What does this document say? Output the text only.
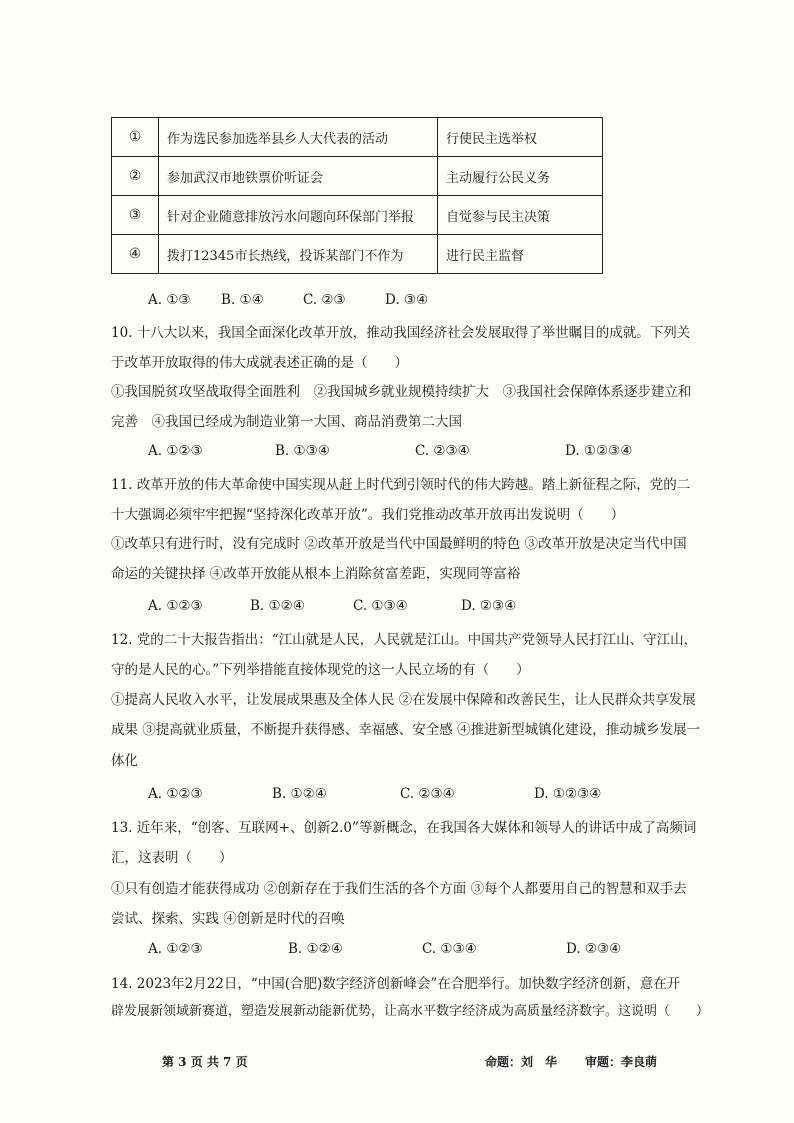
①	作为选民参加选举县乡人大代表的活动	行使民主选举权
②	参加武汉市地铁票价听证会	主动履行公民义务
③	针对企业随意排放污水问题向环保部门举报	自觉参与民主决策
④	拨打12345市长热线，投诉某部门不作为	进行民主监督
A. ①③ B. ①④	C. ②③	D. ③④
10. 十八大以来，我国全面深化改革开放，推动我国经济社会发展取得了举世瞩目的成就。下列关
于改革开放取得的伟大成就表述正确的是（　　）
①我国脱贫攻坚战取得全面胜利　②我国城乡就业规模持续扩大　③我国社会保障体系逐步建立和
完善　④我国已经成为制造业第一大国、商品消费第二大国
A. ①②③	B. ①③④	C. ②③④	D. ①②③④
11. 改革开放的伟大革命使中国实现从赶上时代到引领时代的伟大跨越。踏上新征程之际，党的二
十大强调必须牢牢把握“坚持深化改革开放”。我们党推动改革开放再出发说明（　　）
①改革只有进行时，没有完成时 ②改革开放是当代中国最鲜明的特色 ③改革开放是决定当代中国
命运的关键抉择 ④改革开放能从根本上消除贫富差距，实现同等富裕
A. ①②③	B. ①②④	C. ①③④	D. ②③④
12. 党的二十大报告指出：“江山就是人民，人民就是江山。中国共产党领导人民打江山、守江山，
守的是人民的心。”下列举措能直接体现党的这一人民立场的有（　　）
①提高人民收入水平，让发展成果惠及全体人民 ②在发展中保障和改善民生，让人民群众共享发展
成果 ③提高就业质量，不断提升获得感、幸福感、安全感 ④推进新型城镇化建设，推动城乡发展一
体化
A. ①②③	B. ①②④	C. ②③④	D. ①②③④
13. 近年来，“创客、互联网+、创新2.0”等新概念，在我国各大媒体和领导人的讲话中成了高频词
汇，这表明（　　）
①只有创造才能获得成功 ②创新存在于我们生活的各个方面 ③每个人都要用自己的智慧和双手去
尝试、探索、实践 ④创新是时代的召唤
A. ①②③	B. ①②④	C. ①③④	D. ②③④
14. 2023年2月22日，“中国(合肥)数字经济创新峰会”在合肥举行。加快数字经济创新，意在开
辟发展新领域新赛道，塑造发展新动能新优势，让高水平数字经济成为高质量经济数字。这说明（　　）
第 3 页 共 7 页	命题：刘　华 审题：李良萌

----------------------------------------

#### Your task:
Return the material word for word. Pictures are not part of the copy.

#### Result of this exercise:
What does this document say? Output the text only.
①	作为选民参加选举县乡人大代表的活动	行使民主选举权
②	参加武汉市地铁票价听证会	主动履行公民义务
③	针对企业随意排放污水问题向环保部门举报	自觉参与民主决策
④	拨打12345市长热线，投诉某部门不作为	进行民主监督
A. ①③ B. ①④	C. ②③	D. ③④
10. 十八大以来，我国全面深化改革开放，推动我国经济社会发展取得了举世瞩目的成就。下列关
于改革开放取得的伟大成就表述正确的是（　　）
①我国脱贫攻坚战取得全面胜利　②我国城乡就业规模持续扩大　③我国社会保障体系逐步建立和
完善　④我国已经成为制造业第一大国、商品消费第二大国
A. ①②③	B. ①③④	C. ②③④	D. ①②③④
11. 改革开放的伟大革命使中国实现从赶上时代到引领时代的伟大跨越。踏上新征程之际，党的二
十大强调必须牢牢把握“坚持深化改革开放”。我们党推动改革开放再出发说明（　　）
①改革只有进行时，没有完成时 ②改革开放是当代中国最鲜明的特色 ③改革开放是决定当代中国
命运的关键抉择 ④改革开放能从根本上消除贫富差距，实现同等富裕
A. ①②③	B. ①②④	C. ①③④	D. ②③④
12. 党的二十大报告指出：“江山就是人民，人民就是江山。中国共产党领导人民打江山、守江山，
守的是人民的心。”下列举措能直接体现党的这一人民立场的有（　　）
①提高人民收入水平，让发展成果惠及全体人民 ②在发展中保障和改善民生，让人民群众共享发展
成果 ③提高就业质量，不断提升获得感、幸福感、安全感 ④推进新型城镇化建设，推动城乡发展一
体化
A. ①②③	B. ①②④	C. ②③④	D. ①②③④
13. 近年来，“创客、互联网+、创新2.0”等新概念，在我国各大媒体和领导人的讲话中成了高频词
汇，这表明（　　）
①只有创造才能获得成功 ②创新存在于我们生活的各个方面 ③每个人都要用自己的智慧和双手去
尝试、探索、实践 ④创新是时代的召唤
A. ①②③	B. ①②④	C. ①③④	D. ②③④
14. 2023年2月22日，“中国(合肥)数字经济创新峰会”在合肥举行。加快数字经济创新，意在开
辟发展新领域新赛道，塑造发展新动能新优势，让高水平数字经济成为高质量经济数字。这说明（　　）
第 3 页 共 7 页	命题：刘　华 审题：李良萌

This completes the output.